■ The records:
= = = =

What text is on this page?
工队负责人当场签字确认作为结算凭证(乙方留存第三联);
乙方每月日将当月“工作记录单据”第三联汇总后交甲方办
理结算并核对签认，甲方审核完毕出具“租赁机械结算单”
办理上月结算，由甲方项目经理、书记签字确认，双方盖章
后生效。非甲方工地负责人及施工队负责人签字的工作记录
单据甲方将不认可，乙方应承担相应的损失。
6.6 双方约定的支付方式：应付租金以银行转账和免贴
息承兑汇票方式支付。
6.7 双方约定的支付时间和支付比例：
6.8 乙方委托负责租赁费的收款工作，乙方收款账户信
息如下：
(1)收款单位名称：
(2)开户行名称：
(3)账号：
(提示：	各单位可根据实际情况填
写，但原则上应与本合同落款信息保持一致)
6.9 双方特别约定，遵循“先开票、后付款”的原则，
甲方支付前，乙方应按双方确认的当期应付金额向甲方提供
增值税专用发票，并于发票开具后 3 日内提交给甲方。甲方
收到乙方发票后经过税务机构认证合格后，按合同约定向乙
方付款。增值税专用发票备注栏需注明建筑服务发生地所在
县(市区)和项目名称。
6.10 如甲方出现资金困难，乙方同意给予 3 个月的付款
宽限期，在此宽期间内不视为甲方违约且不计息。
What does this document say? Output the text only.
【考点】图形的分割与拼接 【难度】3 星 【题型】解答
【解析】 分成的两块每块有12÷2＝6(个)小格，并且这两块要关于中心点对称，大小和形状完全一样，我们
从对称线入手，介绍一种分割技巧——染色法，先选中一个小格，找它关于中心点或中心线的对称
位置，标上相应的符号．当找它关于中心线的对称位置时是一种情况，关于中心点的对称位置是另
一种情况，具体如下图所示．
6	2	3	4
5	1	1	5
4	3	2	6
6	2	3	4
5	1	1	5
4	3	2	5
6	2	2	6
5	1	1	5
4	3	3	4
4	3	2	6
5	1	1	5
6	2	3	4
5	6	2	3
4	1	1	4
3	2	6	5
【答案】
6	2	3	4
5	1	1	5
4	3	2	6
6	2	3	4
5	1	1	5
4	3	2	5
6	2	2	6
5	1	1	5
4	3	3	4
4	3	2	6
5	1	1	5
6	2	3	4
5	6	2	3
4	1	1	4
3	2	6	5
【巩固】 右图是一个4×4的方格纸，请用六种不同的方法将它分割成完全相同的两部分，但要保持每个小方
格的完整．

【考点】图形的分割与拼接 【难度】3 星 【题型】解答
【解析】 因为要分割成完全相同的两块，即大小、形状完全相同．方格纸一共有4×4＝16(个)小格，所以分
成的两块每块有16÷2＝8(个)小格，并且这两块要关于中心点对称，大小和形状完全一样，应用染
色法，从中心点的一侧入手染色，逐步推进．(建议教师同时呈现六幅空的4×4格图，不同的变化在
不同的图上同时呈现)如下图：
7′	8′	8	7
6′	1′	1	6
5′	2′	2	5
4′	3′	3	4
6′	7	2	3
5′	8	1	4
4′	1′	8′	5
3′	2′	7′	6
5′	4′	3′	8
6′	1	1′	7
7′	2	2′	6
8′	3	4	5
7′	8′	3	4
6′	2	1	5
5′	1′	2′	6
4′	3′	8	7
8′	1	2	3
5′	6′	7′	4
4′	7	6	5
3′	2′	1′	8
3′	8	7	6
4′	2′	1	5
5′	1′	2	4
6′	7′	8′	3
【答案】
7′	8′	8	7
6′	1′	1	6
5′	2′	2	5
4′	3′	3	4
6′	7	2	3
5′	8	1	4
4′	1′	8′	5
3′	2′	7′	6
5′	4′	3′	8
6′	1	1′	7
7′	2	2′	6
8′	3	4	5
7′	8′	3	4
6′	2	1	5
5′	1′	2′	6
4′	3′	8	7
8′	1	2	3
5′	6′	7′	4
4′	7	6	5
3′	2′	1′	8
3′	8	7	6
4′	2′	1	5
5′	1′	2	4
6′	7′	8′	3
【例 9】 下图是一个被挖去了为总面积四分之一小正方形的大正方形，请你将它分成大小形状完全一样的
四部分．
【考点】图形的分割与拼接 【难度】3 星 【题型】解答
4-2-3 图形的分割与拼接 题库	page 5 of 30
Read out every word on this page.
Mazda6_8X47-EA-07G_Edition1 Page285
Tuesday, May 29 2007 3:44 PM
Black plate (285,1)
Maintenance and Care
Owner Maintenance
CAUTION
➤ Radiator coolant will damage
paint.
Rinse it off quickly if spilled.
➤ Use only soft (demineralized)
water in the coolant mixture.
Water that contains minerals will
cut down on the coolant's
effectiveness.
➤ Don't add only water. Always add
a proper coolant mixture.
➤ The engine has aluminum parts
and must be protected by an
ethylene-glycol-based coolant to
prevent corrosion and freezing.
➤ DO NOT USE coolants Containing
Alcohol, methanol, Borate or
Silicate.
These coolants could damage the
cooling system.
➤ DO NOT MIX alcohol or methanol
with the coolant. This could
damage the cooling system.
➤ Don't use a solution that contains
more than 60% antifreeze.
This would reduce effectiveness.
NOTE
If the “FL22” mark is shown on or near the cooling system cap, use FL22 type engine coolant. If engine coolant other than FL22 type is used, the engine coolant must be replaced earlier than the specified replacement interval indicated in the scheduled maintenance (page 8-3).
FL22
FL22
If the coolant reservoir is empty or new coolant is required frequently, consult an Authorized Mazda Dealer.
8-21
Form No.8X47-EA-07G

= = = =

■ Given problem:
Each record above should be restated word for word.

■ Response to the task:
What text is on this page?
工队负责人当场签字确认作为结算凭证(乙方留存第三联);
乙方每月日将当月“工作记录单据”第三联汇总后交甲方办
理结算并核对签认，甲方审核完毕出具“租赁机械结算单”
办理上月结算，由甲方项目经理、书记签字确认，双方盖章
后生效。非甲方工地负责人及施工队负责人签字的工作记录
单据甲方将不认可，乙方应承担相应的损失。
6.6 双方约定的支付方式：应付租金以银行转账和免贴
息承兑汇票方式支付。
6.7 双方约定的支付时间和支付比例：
6.8 乙方委托负责租赁费的收款工作，乙方收款账户信
息如下：
(1)收款单位名称：
(2)开户行名称：
(3)账号：
(提示：	各单位可根据实际情况填
写，但原则上应与本合同落款信息保持一致)
6.9 双方特别约定，遵循“先开票、后付款”的原则，
甲方支付前，乙方应按双方确认的当期应付金额向甲方提供
增值税专用发票，并于发票开具后 3 日内提交给甲方。甲方
收到乙方发票后经过税务机构认证合格后，按合同约定向乙
方付款。增值税专用发票备注栏需注明建筑服务发生地所在
县(市区)和项目名称。
6.10 如甲方出现资金困难，乙方同意给予 3 个月的付款
宽限期，在此宽期间内不视为甲方违约且不计息。
What does this document say? Output the text only.
【考点】图形的分割与拼接 【难度】3 星 【题型】解答
【解析】 分成的两块每块有12÷2＝6(个)小格，并且这两块要关于中心点对称，大小和形状完全一样，我们
从对称线入手，介绍一种分割技巧——染色法，先选中一个小格，找它关于中心点或中心线的对称
位置，标上相应的符号．当找它关于中心线的对称位置时是一种情况，关于中心点的对称位置是另
一种情况，具体如下图所示．
6	2	3	4
5	1	1	5
4	3	2	6
6	2	3	4
5	1	1	5
4	3	2	5
6	2	2	6
5	1	1	5
4	3	3	4
4	3	2	6
5	1	1	5
6	2	3	4
5	6	2	3
4	1	1	4
3	2	6	5
【答案】
6	2	3	4
5	1	1	5
4	3	2	6
6	2	3	4
5	1	1	5
4	3	2	5
6	2	2	6
5	1	1	5
4	3	3	4
4	3	2	6
5	1	1	5
6	2	3	4
5	6	2	3
4	1	1	4
3	2	6	5
【巩固】 右图是一个4×4的方格纸，请用六种不同的方法将它分割成完全相同的两部分，但要保持每个小方
格的完整．

【考点】图形的分割与拼接 【难度】3 星 【题型】解答
【解析】 因为要分割成完全相同的两块，即大小、形状完全相同．方格纸一共有4×4＝16(个)小格，所以分
成的两块每块有16÷2＝8(个)小格，并且这两块要关于中心点对称，大小和形状完全一样，应用染
色法，从中心点的一侧入手染色，逐步推进．(建议教师同时呈现六幅空的4×4格图，不同的变化在
不同的图上同时呈现)如下图：
7′	8′	8	7
6′	1′	1	6
5′	2′	2	5
4′	3′	3	4
6′	7	2	3
5′	8	1	4
4′	1′	8′	5
3′	2′	7′	6
5′	4′	3′	8
6′	1	1′	7
7′	2	2′	6
8′	3	4	5
7′	8′	3	4
6′	2	1	5
5′	1′	2′	6
4′	3′	8	7
8′	1	2	3
5′	6′	7′	4
4′	7	6	5
3′	2′	1′	8
3′	8	7	6
4′	2′	1	5
5′	1′	2	4
6′	7′	8′	3
【答案】
7′	8′	8	7
6′	1′	1	6
5′	2′	2	5
4′	3′	3	4
6′	7	2	3
5′	8	1	4
4′	1′	8′	5
3′	2′	7′	6
5′	4′	3′	8
6′	1	1′	7
7′	2	2′	6
8′	3	4	5
7′	8′	3	4
6′	2	1	5
5′	1′	2′	6
4′	3′	8	7
8′	1	2	3
5′	6′	7′	4
4′	7	6	5
3′	2′	1′	8
3′	8	7	6
4′	2′	1	5
5′	1′	2	4
6′	7′	8′	3
【例 9】 下图是一个被挖去了为总面积四分之一小正方形的大正方形，请你将它分成大小形状完全一样的
四部分．
【考点】图形的分割与拼接 【难度】3 星 【题型】解答
4-2-3 图形的分割与拼接 题库	page 5 of 30
Read out every word on this page.
Mazda6_8X47-EA-07G_Edition1 Page285
Tuesday, May 29 2007 3:44 PM
Black plate (285,1)
Maintenance and Care
Owner Maintenance
CAUTION
➤ Radiator coolant will damage
paint.
Rinse it off quickly if spilled.
➤ Use only soft (demineralized)
water in the coolant mixture.
Water that contains minerals will
cut down on the coolant's
effectiveness.
➤ Don't add only water. Always add
a proper coolant mixture.
➤ The engine has aluminum parts
and must be protected by an
ethylene-glycol-based coolant to
prevent corrosion and freezing.
➤ DO NOT USE coolants Containing
Alcohol, methanol, Borate or
Silicate.
These coolants could damage the
cooling system.
➤ DO NOT MIX alcohol or methanol
with the coolant. This could
damage the cooling system.
➤ Don't use a solution that contains
more than 60% antifreeze.
This would reduce effectiveness.
NOTE
If the “FL22” mark is shown on or near the cooling system cap, use FL22 type engine coolant. If engine coolant other than FL22 type is used, the engine coolant must be replaced earlier than the specified replacement interval indicated in the scheduled maintenance (page 8-3).
FL22
FL22
If the coolant reservoir is empty or new coolant is required frequently, consult an Authorized Mazda Dealer.
8-21
Form No.8X47-EA-07G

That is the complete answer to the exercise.